§ WHAT TO PRODUCE
Collect every line in the entries below that contains the word "replay", and reproduce each such line in full.
--------
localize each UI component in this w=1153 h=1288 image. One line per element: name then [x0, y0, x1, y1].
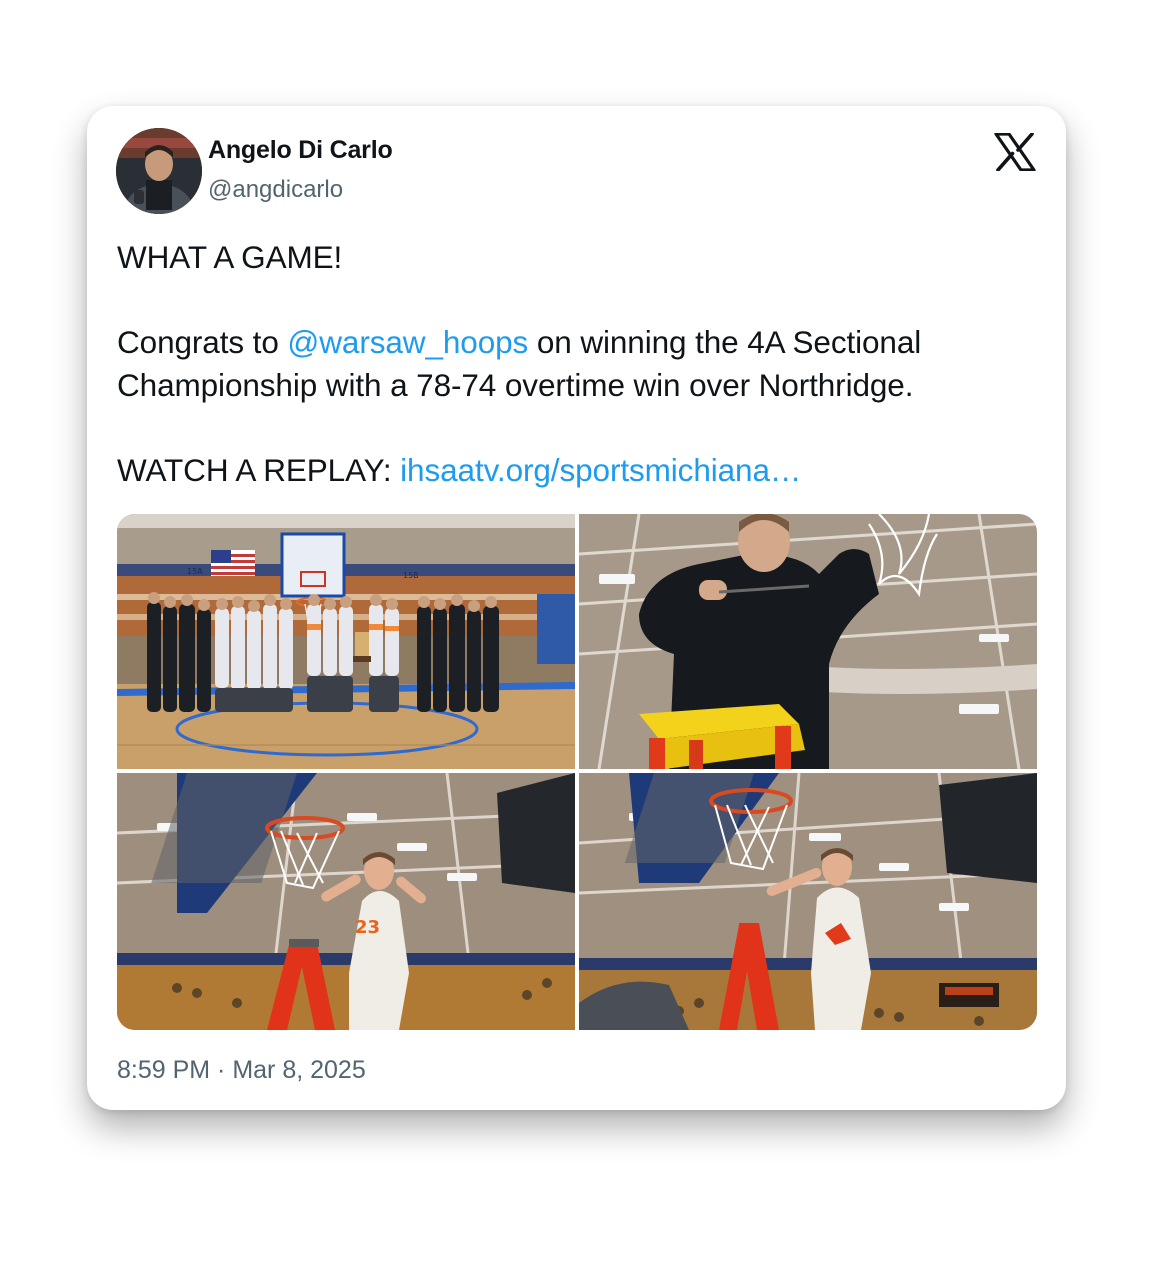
banner-15b: 15B: [403, 571, 419, 580]
avatar[interactable]: [116, 128, 202, 214]
tweet-card: Angelo Di Carlo @angdicarlo WHAT A GAME!…: [87, 106, 1066, 1110]
mention-link[interactable]: @warsaw_hoops: [287, 324, 528, 360]
tweet-headline: WHAT A GAME!: [117, 239, 343, 275]
photo-player-net-2[interactable]: [579, 773, 1037, 1030]
tweet-text: WHAT A GAME! Congrats to @warsaw_hoops o…: [117, 236, 1047, 492]
replay-prefix: WATCH A REPLAY:: [117, 452, 401, 488]
congrats-prefix: Congrats to: [117, 324, 288, 360]
tweet-timestamp[interactable]: 8:59 PM · Mar 8, 2025: [117, 1056, 366, 1085]
photo-coach-net[interactable]: [579, 514, 1037, 769]
x-logo-icon[interactable]: [994, 133, 1036, 171]
photo-grid: 15A 15B 23: [117, 514, 1037, 1030]
replay-link[interactable]: ihsaatv.org/sportsmichiana…: [400, 452, 801, 488]
author-handle[interactable]: @angdicarlo: [208, 176, 343, 204]
svg-text:23: 23: [355, 917, 380, 938]
photo-player-net-1[interactable]: 23: [117, 773, 575, 1030]
photo-team-group[interactable]: 15A 15B: [117, 514, 575, 769]
avatar-photo: [116, 128, 202, 214]
author-name[interactable]: Angelo Di Carlo: [208, 136, 393, 165]
tweet-body: Congrats to @warsaw_hoops on winning the…: [117, 321, 1047, 407]
banner-15a: 15A: [187, 567, 203, 576]
replay-line: WATCH A REPLAY: ihsaatv.org/sportsmichia…: [117, 449, 1047, 492]
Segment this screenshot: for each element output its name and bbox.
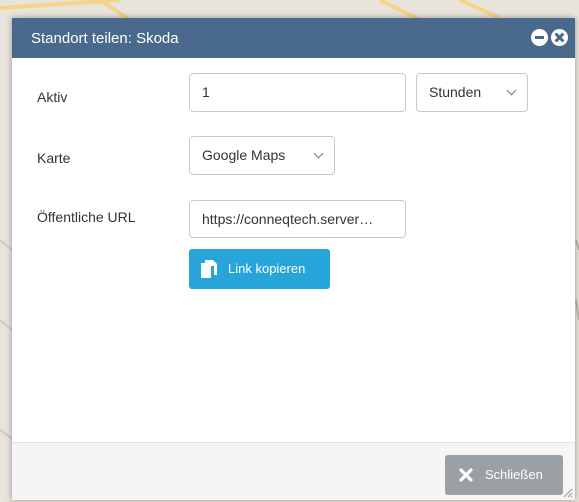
- chevron-down-icon: [506, 85, 517, 96]
- public-url-field[interactable]: https://conneqtech.server…: [189, 200, 406, 238]
- minimize-icon[interactable]: [531, 29, 548, 46]
- chevron-down-icon: [313, 148, 324, 159]
- dialog-titlebar[interactable]: Standort teilen: Skoda: [12, 18, 575, 58]
- copy-link-label: Link kopieren: [228, 261, 306, 276]
- karte-label: Karte: [37, 150, 71, 166]
- dialog-title: Standort teilen: Skoda: [31, 30, 179, 47]
- aktiv-unit-value: Stunden: [429, 84, 482, 100]
- close-x-icon: [459, 468, 473, 482]
- copy-icon: [201, 260, 217, 278]
- karte-select[interactable]: Google Maps: [189, 136, 335, 175]
- aktiv-unit-select[interactable]: Stunden: [416, 73, 528, 112]
- close-button[interactable]: Schließen: [445, 455, 563, 495]
- aktiv-label: Aktiv: [37, 89, 68, 105]
- share-location-dialog: Standort teilen: Skoda Aktiv 1 Stunden K…: [12, 18, 575, 500]
- dialog-footer: Schließen: [12, 442, 575, 500]
- copy-link-button[interactable]: Link kopieren: [189, 249, 330, 289]
- aktiv-input[interactable]: 1: [189, 73, 406, 112]
- url-label: Öffentliche URL: [37, 209, 136, 225]
- resize-handle-icon[interactable]: [563, 488, 573, 498]
- close-icon[interactable]: [551, 29, 568, 46]
- karte-value: Google Maps: [202, 147, 286, 163]
- close-button-label: Schließen: [485, 467, 543, 482]
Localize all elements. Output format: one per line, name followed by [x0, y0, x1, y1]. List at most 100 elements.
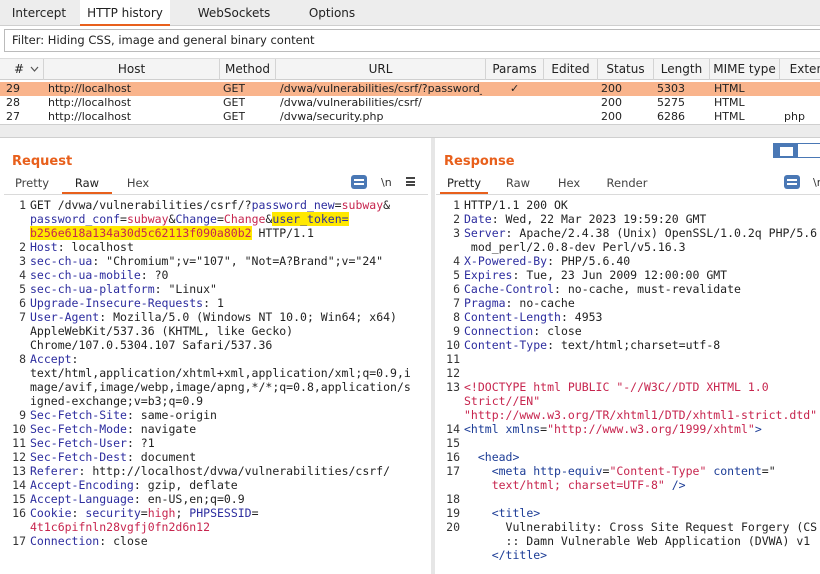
response-line: 15: [438, 436, 820, 450]
request-line: igned-exchange;v=b3;q=0.9: [4, 394, 428, 408]
column-header-number[interactable]: #: [0, 59, 44, 80]
code-token: : PHP/5.6.40: [547, 254, 631, 268]
code-token: PHPSESSID: [189, 506, 252, 520]
line-number: 17: [446, 464, 460, 478]
code-token: : no-cache, must-revalidate: [554, 282, 741, 296]
code-token: subway: [126, 212, 169, 226]
code-token: <head>: [477, 450, 520, 464]
row-length: 5303: [657, 82, 685, 95]
request-tab-raw[interactable]: Raw: [62, 172, 112, 194]
code-token: : document: [126, 450, 197, 464]
response-newline-toggle[interactable]: \n: [813, 176, 820, 189]
request-line: password_conf=subway&Change=Change&user_…: [4, 212, 428, 226]
code-token: Cache-Control: [464, 282, 555, 296]
tab-options[interactable]: Options: [302, 0, 362, 26]
column-header-extension[interactable]: Extens: [780, 59, 820, 80]
line-number: 10: [12, 422, 26, 436]
column-header-status[interactable]: Status: [598, 59, 654, 80]
response-line: 19 <title>: [438, 506, 820, 520]
line-number: 3: [453, 226, 460, 240]
row-host: http://localhost: [48, 110, 132, 122]
response-tab-render[interactable]: Render: [598, 172, 656, 194]
request-line: 7 User-Agent: Mozilla/5.0 (Windows NT 10.…: [4, 310, 428, 324]
request-newline-toggle[interactable]: \n: [381, 176, 392, 189]
column-header-mime-type[interactable]: MIME type: [710, 59, 780, 80]
row-method: GET: [223, 110, 246, 122]
code-token: />: [664, 478, 686, 492]
response-line: 8 Content-Length: 4953: [438, 310, 820, 324]
split-view-icon[interactable]: [774, 144, 798, 157]
request-line: mage/avif,image/webp,image/apng,*/*;q=0.…: [4, 380, 428, 394]
vertical-splitter[interactable]: [431, 138, 435, 574]
history-table-header: # Host Method URL Params Edited Status L…: [0, 58, 820, 80]
row-mime: HTML: [714, 82, 745, 95]
column-header-params[interactable]: Params: [486, 59, 544, 80]
code-token: Change: [175, 212, 217, 226]
response-tab-hex[interactable]: Hex: [548, 172, 590, 194]
request-word-wrap-icon[interactable]: [351, 175, 367, 189]
code-token: sec-ch-ua-platform: [30, 282, 155, 296]
line-number: 6: [19, 296, 26, 310]
code-token: : same-origin: [126, 408, 217, 422]
row-length: 5275: [657, 96, 685, 109]
code-token: : 1: [203, 296, 224, 310]
row-method: GET: [223, 82, 246, 95]
column-header-method[interactable]: Method: [220, 59, 276, 80]
response-word-wrap-icon[interactable]: [784, 175, 800, 189]
code-token: >: [754, 422, 762, 436]
row-number: 28: [6, 96, 20, 109]
response-line: "http://www.w3.org/TR/xhtml1/DTD/xhtml1-…: [438, 408, 820, 422]
line-number: 8: [453, 310, 460, 324]
row-url: /dvwa/vulnerabilities/csrf/?password_n..…: [280, 82, 482, 95]
line-number: 9: [453, 324, 460, 338]
column-header-host[interactable]: Host: [44, 59, 220, 80]
line-number: 20: [446, 520, 460, 534]
response-line: 11: [438, 352, 820, 366]
tab-websockets-history[interactable]: WebSockets history: [178, 0, 290, 46]
response-line: 20 Vulnerability: Cross Site Request For…: [438, 520, 820, 534]
tab-http-history[interactable]: HTTP history: [80, 0, 170, 26]
code-token: =": [761, 464, 776, 478]
code-token: HTTP/1.1: [251, 226, 314, 240]
response-editor[interactable]: 1 HTTP/1.1 200 OK 2 Date: Wed, 22 Mar 2023 …: [438, 198, 820, 574]
code-token: "http://www.w3.org/TR/xhtml1/DTD/xhtml1-…: [464, 408, 818, 422]
response-tab-raw[interactable]: Raw: [496, 172, 540, 194]
line-number: 12: [12, 450, 26, 464]
row-length: 6286: [657, 110, 685, 122]
code-token: GET /dvwa/vulnerabilities/csrf/?: [30, 198, 252, 212]
response-line: mod_perl/2.0.8-dev Perl/v5.16.3: [438, 240, 820, 254]
filter-bar[interactable]: Filter: Hiding CSS, image and general bi…: [4, 29, 820, 52]
request-tab-pretty[interactable]: Pretty: [8, 172, 56, 194]
tab-intercept[interactable]: Intercept: [6, 0, 72, 26]
horizontal-splitter[interactable]: [0, 124, 820, 138]
code-token: Connection: [30, 534, 100, 548]
line-number: 14: [446, 422, 460, 436]
request-line: 11 Sec-Fetch-User: ?1: [4, 436, 428, 450]
line-number: 4: [19, 268, 26, 282]
column-header-edited[interactable]: Edited: [544, 59, 598, 80]
code-token: <meta: [491, 464, 534, 478]
response-tab-pretty[interactable]: Pretty: [440, 172, 488, 194]
line-number: 5: [453, 268, 460, 282]
line-number: 4: [453, 254, 460, 268]
code-token: =: [216, 212, 224, 226]
code-token: 4t1c6pifnln28vgfj0fn2d6n12: [30, 520, 211, 534]
request-line: 16 Cookie: security=high; PHPSESSID=: [4, 506, 428, 520]
code-token: Sec-Fetch-Site: [30, 408, 127, 422]
request-editor[interactable]: 1 GET /dvwa/vulnerabilities/csrf/?passwor…: [4, 198, 428, 574]
request-tab-hex[interactable]: Hex: [118, 172, 158, 194]
table-row[interactable]: 28 http://localhost GET /dvwa/vulnerabil…: [0, 96, 820, 110]
code-token: password_new: [251, 198, 335, 212]
code-token: Sec-Fetch-User: [30, 436, 127, 450]
layout-toggle[interactable]: [773, 143, 820, 158]
request-menu-icon[interactable]: [406, 177, 415, 186]
column-header-url[interactable]: URL: [276, 59, 486, 80]
code-token: "http://www.w3.org/1999/xhtml": [547, 422, 755, 436]
column-header-length[interactable]: Length: [654, 59, 710, 80]
response-line: 16 <head>: [438, 450, 820, 464]
table-row[interactable]: 29 http://localhost GET /dvwa/vulnerabil…: [0, 82, 820, 96]
table-row[interactable]: 27 http://localhost GET /dvwa/security.p…: [0, 110, 820, 122]
code-token: Expires: [464, 268, 513, 282]
row-status: 200: [601, 110, 622, 122]
code-token: content: [713, 464, 762, 478]
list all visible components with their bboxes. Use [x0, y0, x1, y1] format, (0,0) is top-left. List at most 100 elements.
--------
§ FINAL ANSWER
replay-prefix: WATCH A REPLAY:: [117, 452, 401, 488]
replay-link[interactable]: ihsaatv.org/sportsmichiana…: [400, 452, 801, 488]
replay-line: WATCH A REPLAY: ihsaatv.org/sportsmichia…: [117, 449, 1047, 492]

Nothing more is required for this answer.